§ EXERCISE INSTRUCTIONS
Look through the material below and count the lines with the string "axis". Report only the count.

§ MATERIAL SHOWN
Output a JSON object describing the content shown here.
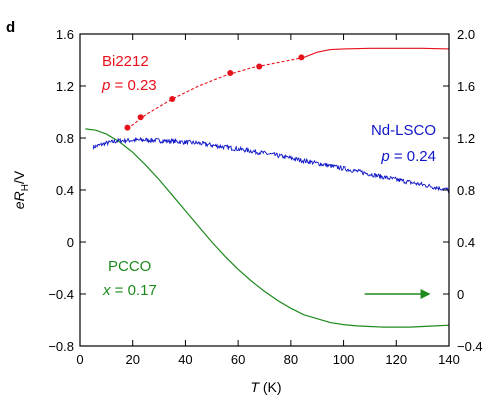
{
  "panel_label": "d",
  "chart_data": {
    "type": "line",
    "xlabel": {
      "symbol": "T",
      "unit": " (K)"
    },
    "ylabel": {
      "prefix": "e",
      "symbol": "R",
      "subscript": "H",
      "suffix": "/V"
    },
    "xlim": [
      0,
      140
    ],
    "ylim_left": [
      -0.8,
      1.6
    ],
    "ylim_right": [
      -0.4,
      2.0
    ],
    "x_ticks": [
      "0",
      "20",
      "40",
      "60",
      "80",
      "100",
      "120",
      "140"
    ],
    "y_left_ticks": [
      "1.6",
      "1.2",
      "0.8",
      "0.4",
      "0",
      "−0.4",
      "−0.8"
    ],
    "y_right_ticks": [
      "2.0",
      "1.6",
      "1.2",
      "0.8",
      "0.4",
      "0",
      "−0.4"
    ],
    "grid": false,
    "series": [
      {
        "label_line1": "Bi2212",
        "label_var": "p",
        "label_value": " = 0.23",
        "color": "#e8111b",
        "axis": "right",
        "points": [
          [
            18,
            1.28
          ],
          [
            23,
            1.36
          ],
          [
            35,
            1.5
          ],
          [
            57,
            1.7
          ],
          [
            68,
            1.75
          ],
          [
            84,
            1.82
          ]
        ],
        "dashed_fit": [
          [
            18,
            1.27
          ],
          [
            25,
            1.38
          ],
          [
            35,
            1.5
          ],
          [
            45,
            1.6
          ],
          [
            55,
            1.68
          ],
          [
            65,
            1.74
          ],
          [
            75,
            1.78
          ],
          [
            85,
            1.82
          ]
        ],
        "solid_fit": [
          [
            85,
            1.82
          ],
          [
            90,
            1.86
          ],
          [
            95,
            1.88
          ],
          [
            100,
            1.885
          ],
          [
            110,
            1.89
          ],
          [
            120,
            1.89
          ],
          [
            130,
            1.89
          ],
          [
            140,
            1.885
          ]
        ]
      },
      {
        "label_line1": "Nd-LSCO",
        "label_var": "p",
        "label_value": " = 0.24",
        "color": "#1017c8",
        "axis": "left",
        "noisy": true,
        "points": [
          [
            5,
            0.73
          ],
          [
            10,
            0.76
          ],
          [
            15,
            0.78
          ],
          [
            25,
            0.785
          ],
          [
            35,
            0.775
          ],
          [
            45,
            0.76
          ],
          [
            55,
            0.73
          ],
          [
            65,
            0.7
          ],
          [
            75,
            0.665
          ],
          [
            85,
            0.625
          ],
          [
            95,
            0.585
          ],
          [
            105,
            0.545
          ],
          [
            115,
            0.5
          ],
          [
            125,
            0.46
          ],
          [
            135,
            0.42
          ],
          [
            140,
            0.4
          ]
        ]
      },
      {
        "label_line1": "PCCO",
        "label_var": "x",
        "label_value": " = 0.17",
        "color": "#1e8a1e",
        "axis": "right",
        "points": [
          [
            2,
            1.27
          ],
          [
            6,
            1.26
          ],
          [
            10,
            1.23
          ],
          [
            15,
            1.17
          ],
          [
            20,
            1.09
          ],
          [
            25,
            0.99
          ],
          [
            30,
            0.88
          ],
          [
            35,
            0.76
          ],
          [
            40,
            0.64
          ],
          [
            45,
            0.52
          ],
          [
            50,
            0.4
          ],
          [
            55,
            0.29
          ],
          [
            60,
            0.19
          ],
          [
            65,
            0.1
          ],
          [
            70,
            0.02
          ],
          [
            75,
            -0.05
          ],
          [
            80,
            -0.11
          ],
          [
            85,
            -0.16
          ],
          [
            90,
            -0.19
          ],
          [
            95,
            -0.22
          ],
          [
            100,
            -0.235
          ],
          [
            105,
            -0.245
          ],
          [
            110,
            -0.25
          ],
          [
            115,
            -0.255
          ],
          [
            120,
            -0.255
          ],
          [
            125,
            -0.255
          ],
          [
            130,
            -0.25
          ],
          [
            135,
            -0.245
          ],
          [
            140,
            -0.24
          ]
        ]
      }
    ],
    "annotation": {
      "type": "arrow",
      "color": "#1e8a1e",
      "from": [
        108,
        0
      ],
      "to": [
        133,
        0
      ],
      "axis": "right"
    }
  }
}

§ EXERCISE RESULT
4